### Exercise
Each line of the records containing "Colposcopy" is to be copied out and returned.

START Data extracts

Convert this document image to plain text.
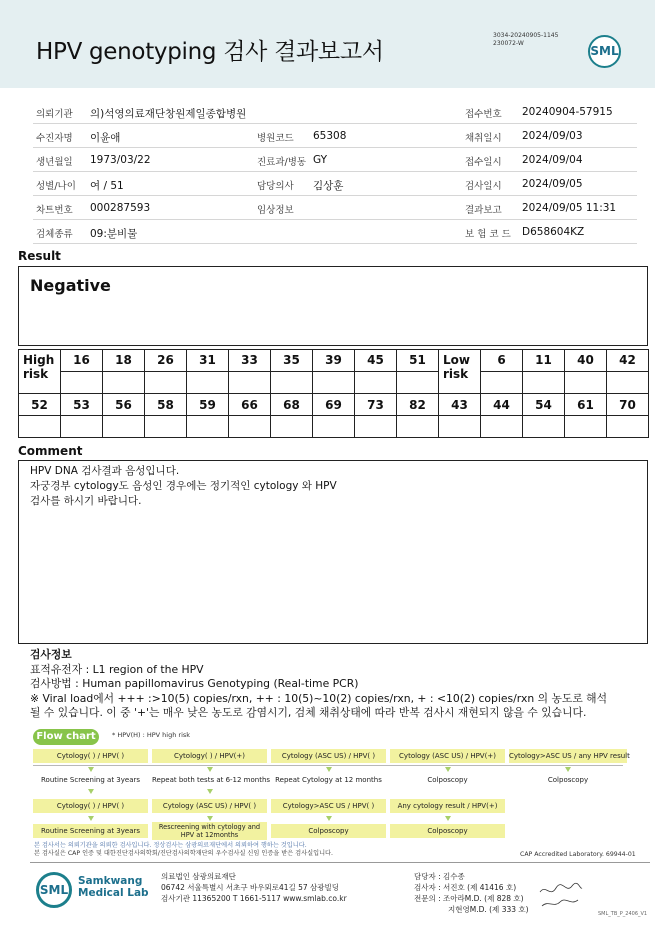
HPV genotyping 검사 결과보고서
3034-20240905-1145
230072-W
SML
의뢰기관 의)석영의료재단창원제일종합병원	접수번호 20240904-57915
수진자명 이윤애	병원코드 65308	채취일시 2024/09/03
생년월일 1973/03/22	진료과/병동 GY	접수일시 2024/09/04
성별/나이 여 / 51	담당의사 김상훈	검사일시 2024/09/05
차트번호 000287593	임상정보	결과보고 2024/09/05 11:31
검체종류 09:분비물	보 험 코 드 D658604KZ
Result
Negative
High risk	16	18	26	31	33	35	39	45	51	Low risk	6	11	40	42

52	53	56	58	59	66	68	69	73	82	43	44	54	61	70

Comment
HPV DNA 검사결과 음성입니다.
자궁경부 cytology도 음성인 경우에는 정기적인 cytology 와 HPV
검사를 하시기 바랍니다.
검사정보
표적유전자 : L1 region of the HPV
검사방법 : Human papillomavirus Genotyping (Real-time PCR)
※ Viral load에서 +++ :>10(5) copies/rxn, ++ : 10(5)~10(2) copies/rxn, + : <10(2) copies/rxn 의 농도로 해석
될 수 있습니다. 이 중 '+'는 매우 낮은 농도로 감염시기, 검체 채취상태에 따라 반복 검사시 재현되지 않을 수 있습니다.
Flow chart	* HPV(H) : HPV high risk
Cytology( ) / HPV( )	Cytology( ) / HPV(+)	Cytology (ASC US) / HPV( )	Cytology (ASC US) / HPV(+)	Cytology>ASC US / any HPV result
Routine Screening at 3years	Repeat both tests at 6-12 months Repeat Cytology at 12 months	Colposcopy	Colposcopy
Cytology( ) / HPV( )	Cytology (ASC US) / HPV( )	Cytology>ASC US / HPV( )	Any cytology result / HPV(+)
Routine Screening at 3years	Rescreening with cytology and HPV at 12months	Colposcopy	Colposcopy
본 검사서는 의뢰기관을 의뢰한 검사입니다. 정상검사는 삼광의료재단에서 의뢰하여 행하는 것입니다.
본 검사실은 CAP 인증 및 대한진단검사의학회/진단검사의학재단의 우수검사실 신임 인증을 받은 검사실입니다.	CAP Accredited Laboratory. 69944-01
SML
Samkwang
Medical Lab
의료법인 삼광의료재단
06742 서울특별시 서초구 바우뫼로41길 57 삼광빌딩
검사기관 11365200 T 1661-5117 www.smlab.co.kr
담당자 : 김수종
검사자 : 서진호 (제 41416 호)
전문의 : 조아라M.D. (제 828 호)
지현영M.D. (제 333 호)	SML_TB_P_2406_V1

END Data extracts

### Result
Routine Screening at 3years	Repeat both tests at 6-12 months Repeat Cytology at 12 months	Colposcopy	Colposcopy
Routine Screening at 3years	Rescreening with cytology and HPV at 12months	Colposcopy	Colposcopy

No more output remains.